CHALLENGE –
Every line below that mentions the word "used" should be copied out.

# Start of SUPPLIED DATA

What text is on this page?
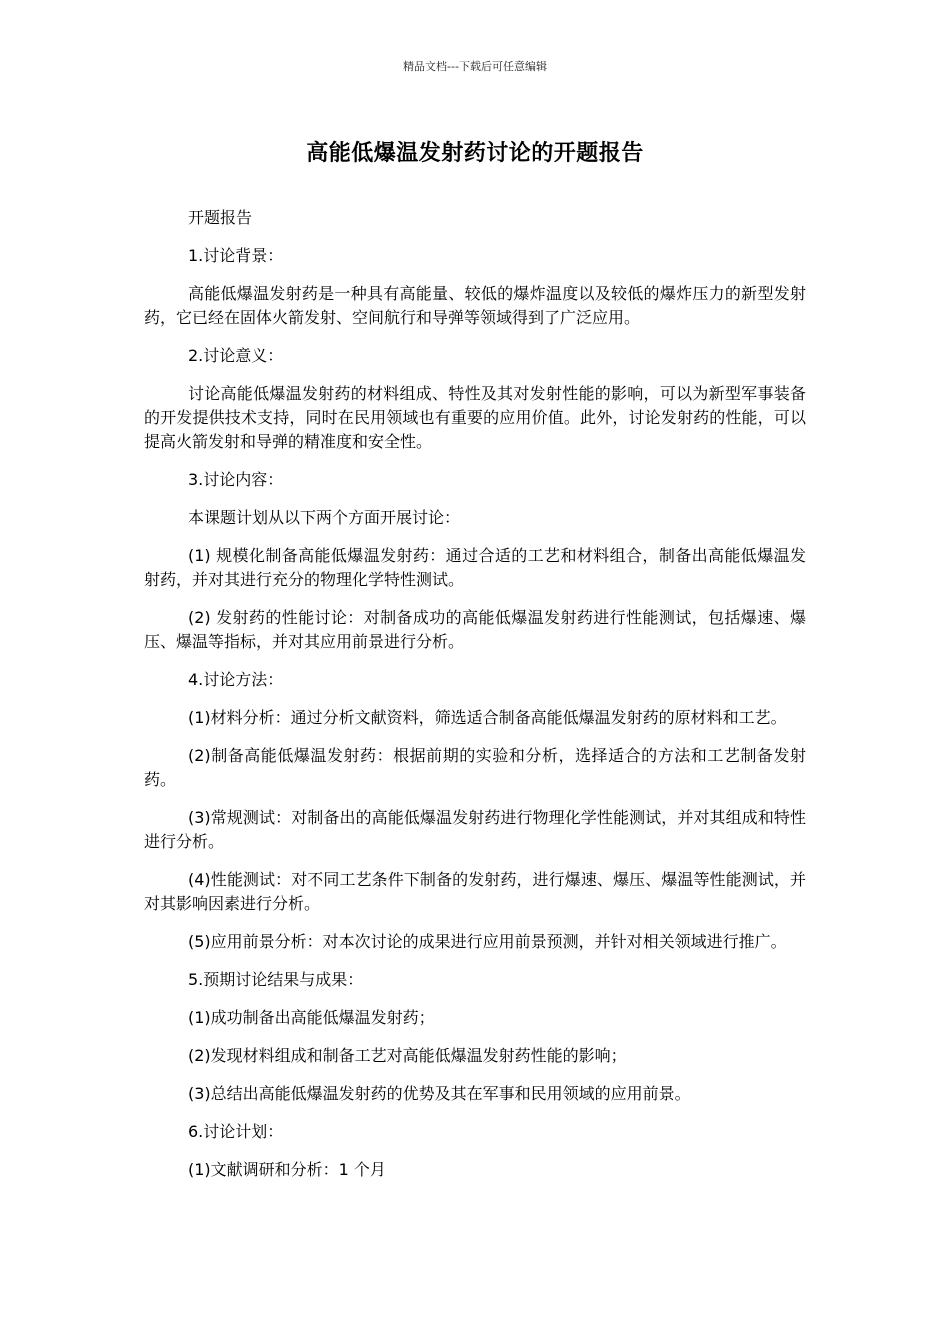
精品文档---下载后可任意编辑
高能低爆温发射药讨论的开题报告

开题报告

1.讨论背景：

高能低爆温发射药是一种具有高能量、较低的爆炸温度以及较低的爆炸压力的新型发射药，它已经在固体火箭发射、空间航行和导弹等领域得到了广泛应用。

2.讨论意义：

讨论高能低爆温发射药的材料组成、特性及其对发射性能的影响，可以为新型军事装备的开发提供技术支持，同时在民用领域也有重要的应用价值。此外，讨论发射药的性能，可以提高火箭发射和导弹的精准度和安全性。

3.讨论内容：

本课题计划从以下两个方面开展讨论：

(1) 规模化制备高能低爆温发射药：通过合适的工艺和材料组合，制备出高能低爆温发射药，并对其进行充分的物理化学特性测试。

(2) 发射药的性能讨论：对制备成功的高能低爆温发射药进行性能测试，包括爆速、爆压、爆温等指标，并对其应用前景进行分析。

4.讨论方法：

(1)材料分析：通过分析文献资料，筛选适合制备高能低爆温发射药的原材料和工艺。

(2)制备高能低爆温发射药：根据前期的实验和分析，选择适合的方法和工艺制备发射药。

(3)常规测试：对制备出的高能低爆温发射药进行物理化学性能测试，并对其组成和特性进行分析。

(4)性能测试：对不同工艺条件下制备的发射药，进行爆速、爆压、爆温等性能测试，并对其影响因素进行分析。

(5)应用前景分析：对本次讨论的成果进行应用前景预测，并针对相关领域进行推广。

5.预期讨论结果与成果：

(1)成功制备出高能低爆温发射药；

(2)发现材料组成和制备工艺对高能低爆温发射药性能的影响；

(3)总结出高能低爆温发射药的优势及其在军事和民用领域的应用前景。

6.讨论计划：

(1)文献调研和分析：1 个月
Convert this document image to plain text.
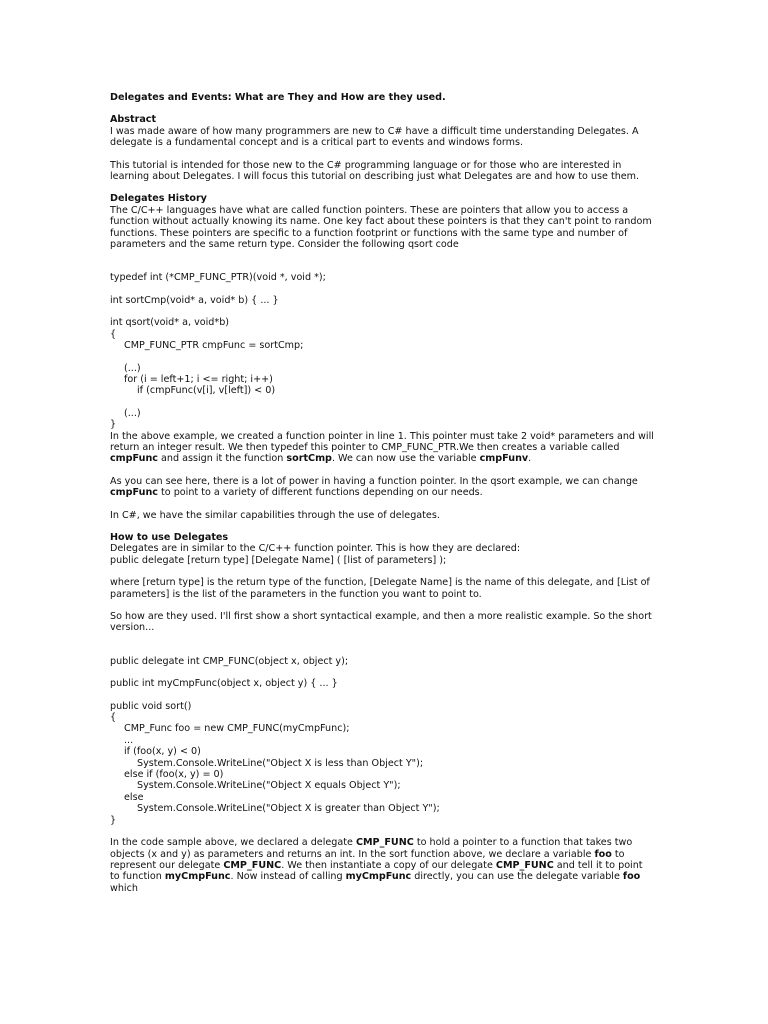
Delegates and Events: What are They and How are they used.
Abstract

I was made aware of how many programmers are new to C# have a difficult time understanding Delegates. A delegate is a fundamental concept and is a critical part to events and windows forms.

This tutorial is intended for those new to the C# programming language or for those who are interested in learning about Delegates. I will focus this tutorial on describing just what Delegates are and how to use them.

Delegates History

The C/C++ languages have what are called function pointers. These are pointers that allow you to access a function without actually knowing its name. One key fact about these pointers is that they can't point to random functions. These pointers are specific to a function footprint or functions with the same type and number of parameters and the same return type. Consider the following qsort code

typedef int (*CMP_FUNC_PTR)(void *, void *);
int sortCmp(void* a, void* b) { ... }
int qsort(void* a, void*b)
{
CMP_FUNC_PTR cmpFunc = sortCmp;
(...)
for (i = left+1; i <= right; i++)
if (cmpFunc(v[i], v[left]) < 0)
(...)
}

In the above example, we created a function pointer in line 1. This pointer must take 2 void* parameters and will return an integer result. We then typedef this pointer to CMP_FUNC_PTR.We then creates a variable called cmpFunc and assign it the function sortCmp. We can now use the variable cmpFunv.

As you can see here, there is a lot of power in having a function pointer. In the qsort example, we can change cmpFunc to point to a variety of different functions depending on our needs.

In C#, we have the similar capabilities through the use of delegates.

How to use Delegates

Delegates are in similar to the C/C++ function pointer. This is how they are declared:

public delegate [return type] [Delegate Name] ( [list of parameters] );

where [return type] is the return type of the function, [Delegate Name] is the name of this delegate, and [List of parameters] is the list of the parameters in the function you want to point to.

So how are they used. I'll first show a short syntactical example, and then a more realistic example. So the short version...

public delegate int CMP_FUNC(object x, object y);
public int myCmpFunc(object x, object y) { ... }
public void sort()
{
CMP_Func foo = new CMP_FUNC(myCmpFunc);
...
if (foo(x, y) < 0)
System.Console.WriteLine("Object X is less than Object Y");
else if (foo(x, y) = 0)
System.Console.WriteLine("Object X equals Object Y");
else
System.Console.WriteLine("Object X is greater than Object Y");
}

In the code sample above, we declared a delegate CMP_FUNC to hold a pointer to a function that takes two objects (x and y) as parameters and returns an int. In the sort function above, we declare a variable foo to represent our delegate CMP_FUNC. We then instantiate a copy of our delegate CMP_FUNC and tell it to point to function myCmpFunc. Now instead of calling myCmpFunc directly, you can use the delegate variable foo which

# End of SUPPLIED DATA

WORKED SOLUTION –
Delegates and Events: What are They and How are they used.
So how are they used. I'll first show a short syntactical example, and then a more realistic example. So the short version...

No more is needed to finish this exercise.